- RECORDS FOR THE TASK:

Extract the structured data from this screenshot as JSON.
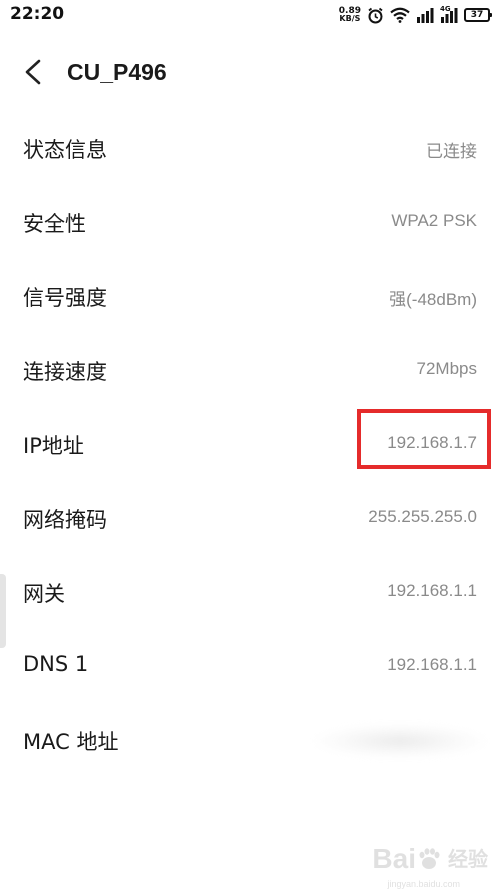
{
  "status_bar": {
    "time": "22:20",
    "net_speed_value": "0.89",
    "net_speed_unit": "KB/S",
    "network_type": "4G",
    "battery": "37"
  },
  "header": {
    "title": "CU_P496"
  },
  "rows": [
    {
      "label": "状态信息",
      "value": "已连接"
    },
    {
      "label": "安全性",
      "value": "WPA2 PSK"
    },
    {
      "label": "信号强度",
      "value": "强(-48dBm)"
    },
    {
      "label": "连接速度",
      "value": "72Mbps"
    },
    {
      "label": "IP地址",
      "value": "192.168.1.7"
    },
    {
      "label": "网络掩码",
      "value": "255.255.255.0"
    },
    {
      "label": "网关",
      "value": "192.168.1.1"
    },
    {
      "label": "DNS 1",
      "value": "192.168.1.1"
    },
    {
      "label": "MAC 地址",
      "value": ""
    }
  ],
  "watermark": {
    "logo": "Bai",
    "text": "经验",
    "url": "jingyan.baidu.com"
  },
  "colors": {
    "highlight": "#e52b2b",
    "value_text": "#8a8a8a",
    "label_text": "#1a1a1a"
  }
}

- WHAT THE TASK REQUIRES: Keep the pictures out and write out the records exactly.

- RESPONSE TO THE EXERCISE:
Extract the structured data from this screenshot as JSON.
{
  "status_bar": {
    "time": "22:20",
    "net_speed_value": "0.89",
    "net_speed_unit": "KB/S",
    "network_type": "4G",
    "battery": "37"
  },
  "header": {
    "title": "CU_P496"
  },
  "rows": [
    {
      "label": "状态信息",
      "value": "已连接"
    },
    {
      "label": "安全性",
      "value": "WPA2 PSK"
    },
    {
      "label": "信号强度",
      "value": "强(-48dBm)"
    },
    {
      "label": "连接速度",
      "value": "72Mbps"
    },
    {
      "label": "IP地址",
      "value": "192.168.1.7"
    },
    {
      "label": "网络掩码",
      "value": "255.255.255.0"
    },
    {
      "label": "网关",
      "value": "192.168.1.1"
    },
    {
      "label": "DNS 1",
      "value": "192.168.1.1"
    },
    {
      "label": "MAC 地址",
      "value": ""
    }
  ],
  "watermark": {
    "logo": "Bai",
    "text": "经验",
    "url": "jingyan.baidu.com"
  },
  "colors": {
    "highlight": "#e52b2b",
    "value_text": "#8a8a8a",
    "label_text": "#1a1a1a"
  }
}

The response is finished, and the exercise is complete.